**The exercise**
Extract every entry word for word. Skip the pictures.

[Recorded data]
(begin)
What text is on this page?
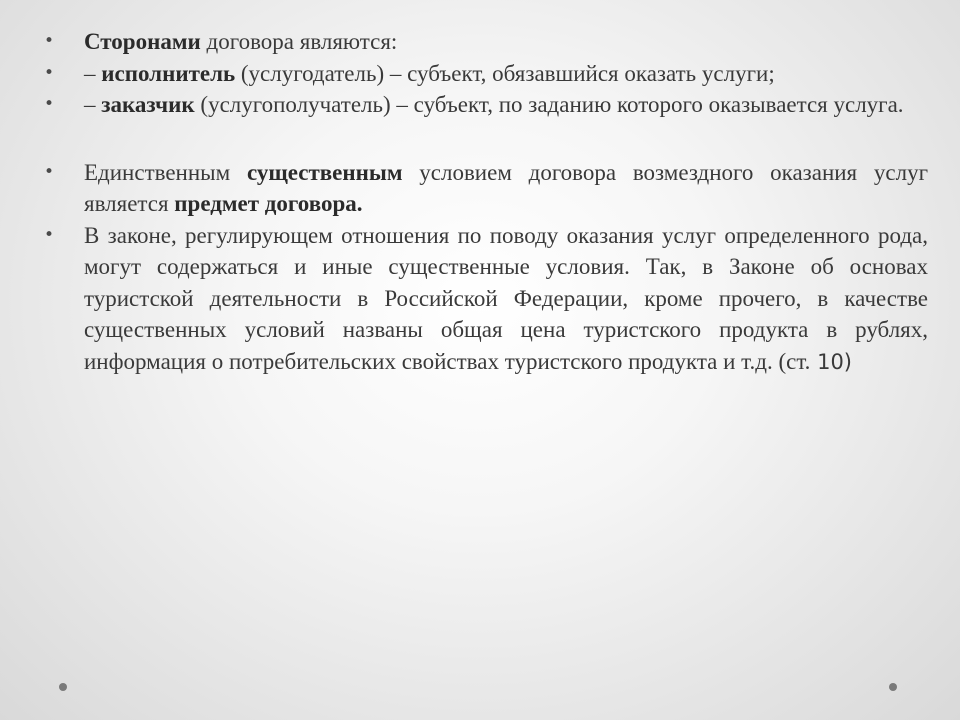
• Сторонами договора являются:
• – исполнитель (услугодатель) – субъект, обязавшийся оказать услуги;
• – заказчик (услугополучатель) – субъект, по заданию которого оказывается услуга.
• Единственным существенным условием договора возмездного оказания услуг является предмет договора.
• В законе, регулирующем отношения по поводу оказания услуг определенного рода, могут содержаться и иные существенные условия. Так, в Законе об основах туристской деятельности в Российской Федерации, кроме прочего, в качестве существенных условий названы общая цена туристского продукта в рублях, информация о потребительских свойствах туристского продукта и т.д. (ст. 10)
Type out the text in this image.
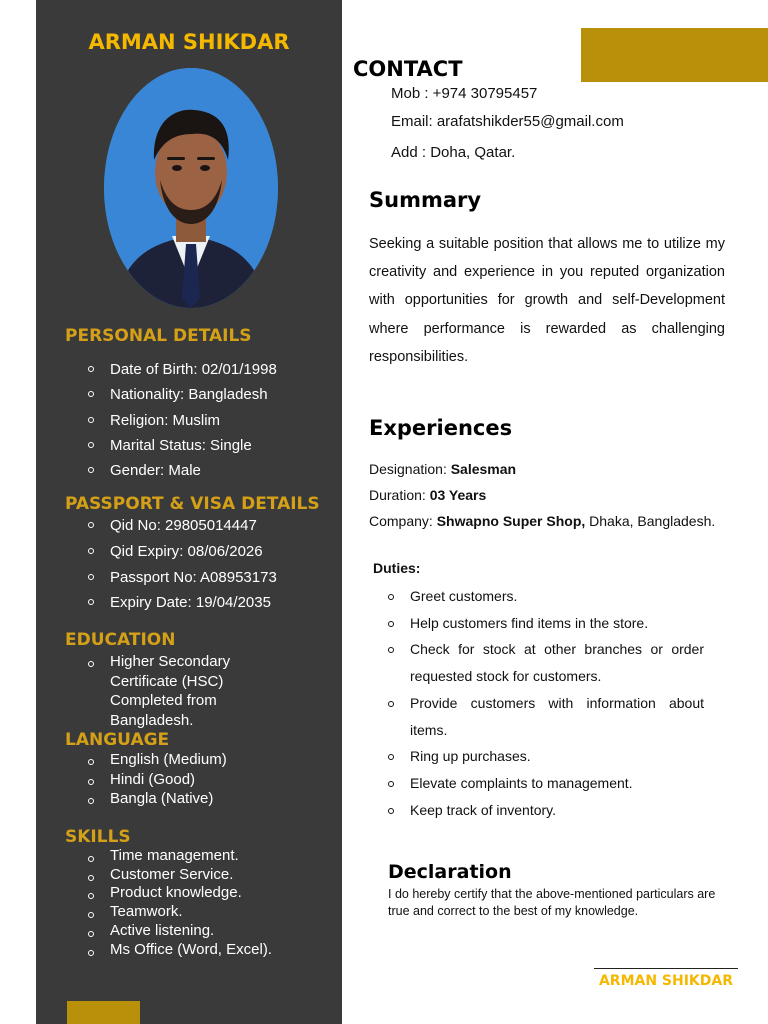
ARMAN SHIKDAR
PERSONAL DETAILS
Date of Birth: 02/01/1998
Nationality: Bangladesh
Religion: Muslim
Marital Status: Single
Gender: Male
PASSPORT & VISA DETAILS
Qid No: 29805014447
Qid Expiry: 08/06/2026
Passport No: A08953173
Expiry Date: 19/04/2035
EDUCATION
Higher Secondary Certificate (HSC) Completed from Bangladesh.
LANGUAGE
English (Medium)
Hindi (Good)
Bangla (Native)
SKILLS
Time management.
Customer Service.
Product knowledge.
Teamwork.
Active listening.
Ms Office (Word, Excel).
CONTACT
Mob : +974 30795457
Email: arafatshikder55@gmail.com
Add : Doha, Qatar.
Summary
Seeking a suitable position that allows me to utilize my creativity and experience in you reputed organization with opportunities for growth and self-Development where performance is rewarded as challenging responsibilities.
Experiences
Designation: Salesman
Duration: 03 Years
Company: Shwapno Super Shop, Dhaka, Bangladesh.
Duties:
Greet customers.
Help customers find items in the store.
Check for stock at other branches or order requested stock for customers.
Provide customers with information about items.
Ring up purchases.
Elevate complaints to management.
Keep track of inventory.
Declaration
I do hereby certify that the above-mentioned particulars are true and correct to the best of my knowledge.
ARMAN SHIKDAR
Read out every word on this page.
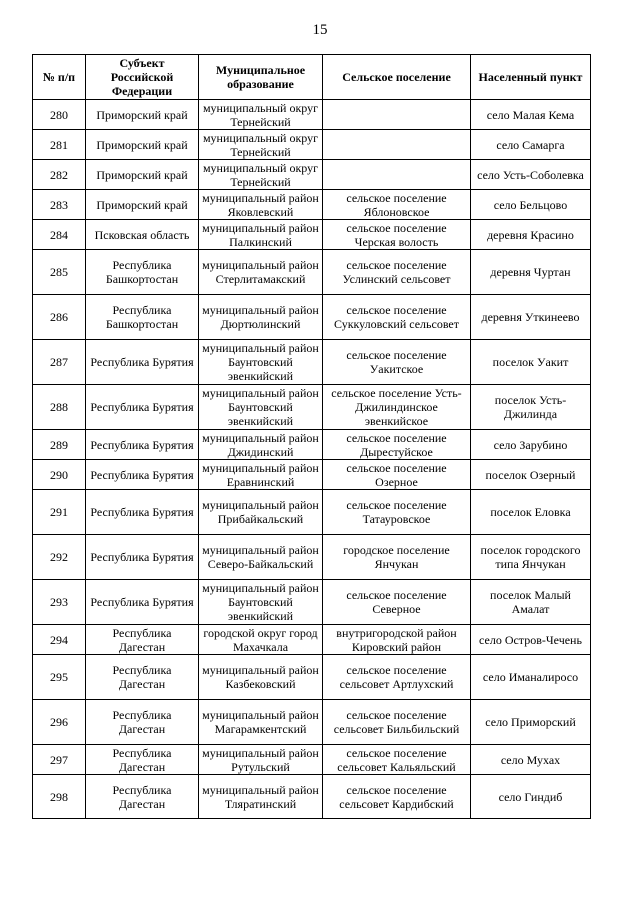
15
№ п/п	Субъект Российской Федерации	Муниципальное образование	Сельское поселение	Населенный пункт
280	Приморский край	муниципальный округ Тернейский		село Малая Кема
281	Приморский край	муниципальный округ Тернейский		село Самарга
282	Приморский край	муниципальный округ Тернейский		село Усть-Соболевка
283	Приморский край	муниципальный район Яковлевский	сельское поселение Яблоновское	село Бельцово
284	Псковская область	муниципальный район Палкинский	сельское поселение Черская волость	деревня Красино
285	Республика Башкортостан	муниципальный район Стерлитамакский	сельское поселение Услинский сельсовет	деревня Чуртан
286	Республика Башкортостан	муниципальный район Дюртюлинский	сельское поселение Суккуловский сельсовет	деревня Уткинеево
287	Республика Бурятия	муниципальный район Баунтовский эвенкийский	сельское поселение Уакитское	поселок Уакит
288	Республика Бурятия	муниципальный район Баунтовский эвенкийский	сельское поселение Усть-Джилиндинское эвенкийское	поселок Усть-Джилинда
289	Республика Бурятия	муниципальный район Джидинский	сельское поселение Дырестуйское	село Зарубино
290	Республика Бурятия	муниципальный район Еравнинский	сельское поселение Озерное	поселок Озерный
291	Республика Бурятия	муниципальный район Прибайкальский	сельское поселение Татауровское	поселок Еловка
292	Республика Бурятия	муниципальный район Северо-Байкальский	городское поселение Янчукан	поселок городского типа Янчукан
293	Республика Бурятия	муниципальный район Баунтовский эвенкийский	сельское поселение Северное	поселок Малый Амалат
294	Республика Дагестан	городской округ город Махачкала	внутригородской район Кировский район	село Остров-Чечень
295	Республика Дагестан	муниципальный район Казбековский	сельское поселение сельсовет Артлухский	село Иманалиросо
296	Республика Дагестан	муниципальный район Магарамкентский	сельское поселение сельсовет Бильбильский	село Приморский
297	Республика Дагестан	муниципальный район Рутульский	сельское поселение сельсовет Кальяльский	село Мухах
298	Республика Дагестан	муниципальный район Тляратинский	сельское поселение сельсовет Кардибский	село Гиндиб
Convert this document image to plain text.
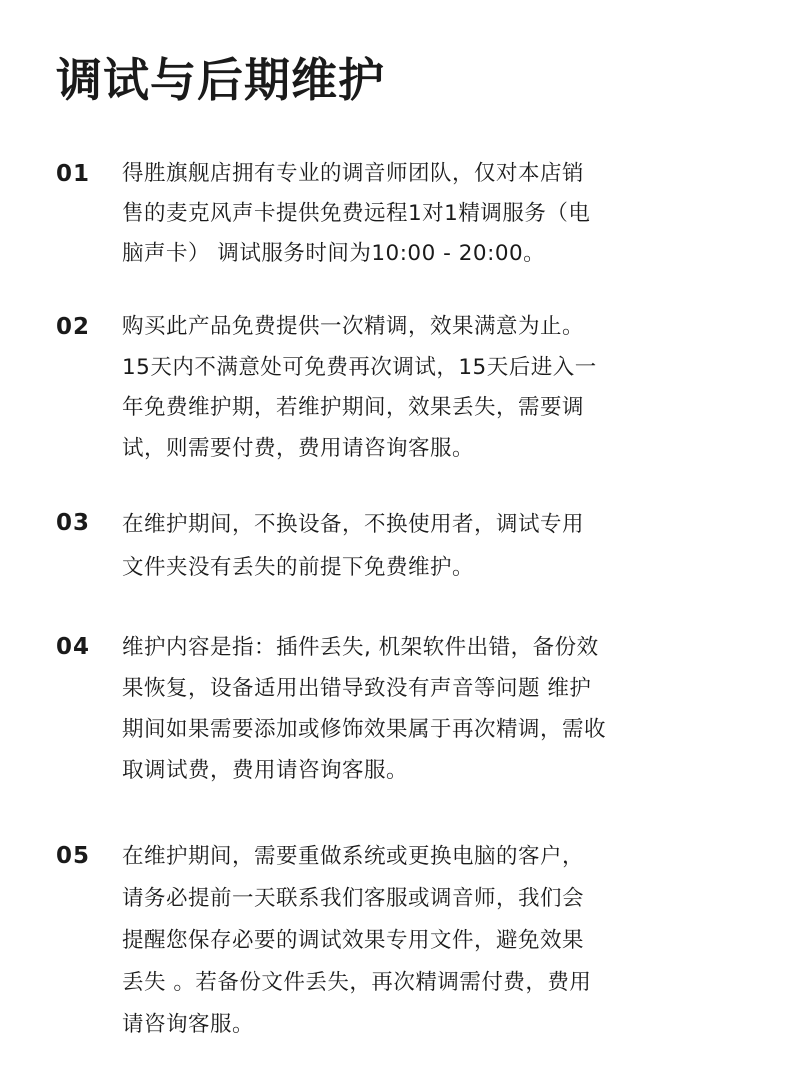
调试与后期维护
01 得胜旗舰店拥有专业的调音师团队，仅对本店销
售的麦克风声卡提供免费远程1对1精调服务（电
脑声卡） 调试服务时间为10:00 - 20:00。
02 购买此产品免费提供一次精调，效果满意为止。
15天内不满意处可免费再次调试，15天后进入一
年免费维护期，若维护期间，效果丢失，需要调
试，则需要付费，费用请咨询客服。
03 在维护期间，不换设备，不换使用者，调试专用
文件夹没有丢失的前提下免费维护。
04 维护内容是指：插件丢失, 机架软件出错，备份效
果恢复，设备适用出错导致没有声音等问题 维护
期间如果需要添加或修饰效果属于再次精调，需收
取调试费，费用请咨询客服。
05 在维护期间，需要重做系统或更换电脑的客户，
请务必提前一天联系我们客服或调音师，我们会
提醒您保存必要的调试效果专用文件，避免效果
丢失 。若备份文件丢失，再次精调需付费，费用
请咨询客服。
(end)
**Response below**
What text is on this page?
• Сторонами договора являются:
• – исполнитель (услугодатель) – субъект, обязавшийся оказать услуги;
• – заказчик (услугополучатель) – субъект, по заданию которого оказывается услуга.
• Единственным существенным условием договора возмездного оказания услуг является предмет договора.
• В законе, регулирующем отношения по поводу оказания услуг определенного рода, могут содержаться и иные существенные условия. Так, в Законе об основах туристской деятельности в Российской Федерации, кроме прочего, в качестве существенных условий названы общая цена туристского продукта в рублях, информация о потребительских свойствах туристского продукта и т.д. (ст. 10)
Type out the text in this image.
ARMAN SHIKDAR
PERSONAL DETAILS
Date of Birth: 02/01/1998
Nationality: Bangladesh
Religion: Muslim
Marital Status: Single
Gender: Male
PASSPORT & VISA DETAILS
Qid No: 29805014447
Qid Expiry: 08/06/2026
Passport No: A08953173
Expiry Date: 19/04/2035
EDUCATION
Higher Secondary Certificate (HSC) Completed from Bangladesh.
LANGUAGE
English (Medium)
Hindi (Good)
Bangla (Native)
SKILLS
Time management.
Customer Service.
Product knowledge.
Teamwork.
Active listening.
Ms Office (Word, Excel).
CONTACT
Mob : +974 30795457
Email: arafatshikder55@gmail.com
Add : Doha, Qatar.
Summary
Seeking a suitable position that allows me to utilize my creativity and experience in you reputed organization with opportunities for growth and self-Development where performance is rewarded as challenging responsibilities.
Experiences
Designation: Salesman
Duration: 03 Years
Company: Shwapno Super Shop, Dhaka, Bangladesh.
Duties:
Greet customers.
Help customers find items in the store.
Check for stock at other branches or order requested stock for customers.
Provide customers with information about items.
Ring up purchases.
Elevate complaints to management.
Keep track of inventory.
Declaration
I do hereby certify that the above-mentioned particulars are true and correct to the best of my knowledge.
ARMAN SHIKDAR
Read out every word on this page.
15
№ п/п	Субъект Российской Федерации	Муниципальное образование	Сельское поселение	Населенный пункт
280	Приморский край	муниципальный округ Тернейский		село Малая Кема
281	Приморский край	муниципальный округ Тернейский		село Самарга
282	Приморский край	муниципальный округ Тернейский		село Усть-Соболевка
283	Приморский край	муниципальный район Яковлевский	сельское поселение Яблоновское	село Бельцово
284	Псковская область	муниципальный район Палкинский	сельское поселение Черская волость	деревня Красино
285	Республика Башкортостан	муниципальный район Стерлитамакский	сельское поселение Услинский сельсовет	деревня Чуртан
286	Республика Башкортостан	муниципальный район Дюртюлинский	сельское поселение Суккуловский сельсовет	деревня Уткинеево
287	Республика Бурятия	муниципальный район Баунтовский эвенкийский	сельское поселение Уакитское	поселок Уакит
288	Республика Бурятия	муниципальный район Баунтовский эвенкийский	сельское поселение Усть-Джилиндинское эвенкийское	поселок Усть-Джилинда
289	Республика Бурятия	муниципальный район Джидинский	сельское поселение Дырестуйское	село Зарубино
290	Республика Бурятия	муниципальный район Еравнинский	сельское поселение Озерное	поселок Озерный
291	Республика Бурятия	муниципальный район Прибайкальский	сельское поселение Татауровское	поселок Еловка
292	Республика Бурятия	муниципальный район Северо-Байкальский	городское поселение Янчукан	поселок городского типа Янчукан
293	Республика Бурятия	муниципальный район Баунтовский эвенкийский	сельское поселение Северное	поселок Малый Амалат
294	Республика Дагестан	городской округ город Махачкала	внутригородской район Кировский район	село Остров-Чечень
295	Республика Дагестан	муниципальный район Казбековский	сельское поселение сельсовет Артлухский	село Иманалиросо
296	Республика Дагестан	муниципальный район Магарамкентский	сельское поселение сельсовет Бильбильский	село Приморский
297	Республика Дагестан	муниципальный район Рутульский	сельское поселение сельсовет Кальяльский	село Мухах
298	Республика Дагестан	муниципальный район Тляратинский	сельское поселение сельсовет Кардибский	село Гиндиб
Convert this document image to plain text.
调试与后期维护
01 得胜旗舰店拥有专业的调音师团队，仅对本店销
售的麦克风声卡提供免费远程1对1精调服务（电
脑声卡） 调试服务时间为10:00 - 20:00。
02 购买此产品免费提供一次精调，效果满意为止。
15天内不满意处可免费再次调试，15天后进入一
年免费维护期，若维护期间，效果丢失，需要调
试，则需要付费，费用请咨询客服。
03 在维护期间，不换设备，不换使用者，调试专用
文件夹没有丢失的前提下免费维护。
04 维护内容是指：插件丢失, 机架软件出错，备份效
果恢复，设备适用出错导致没有声音等问题 维护
期间如果需要添加或修饰效果属于再次精调，需收
取调试费，费用请咨询客服。
05 在维护期间，需要重做系统或更换电脑的客户，
请务必提前一天联系我们客服或调音师，我们会
提醒您保存必要的调试效果专用文件，避免效果
丢失 。若备份文件丢失，再次精调需付费，费用
请咨询客服。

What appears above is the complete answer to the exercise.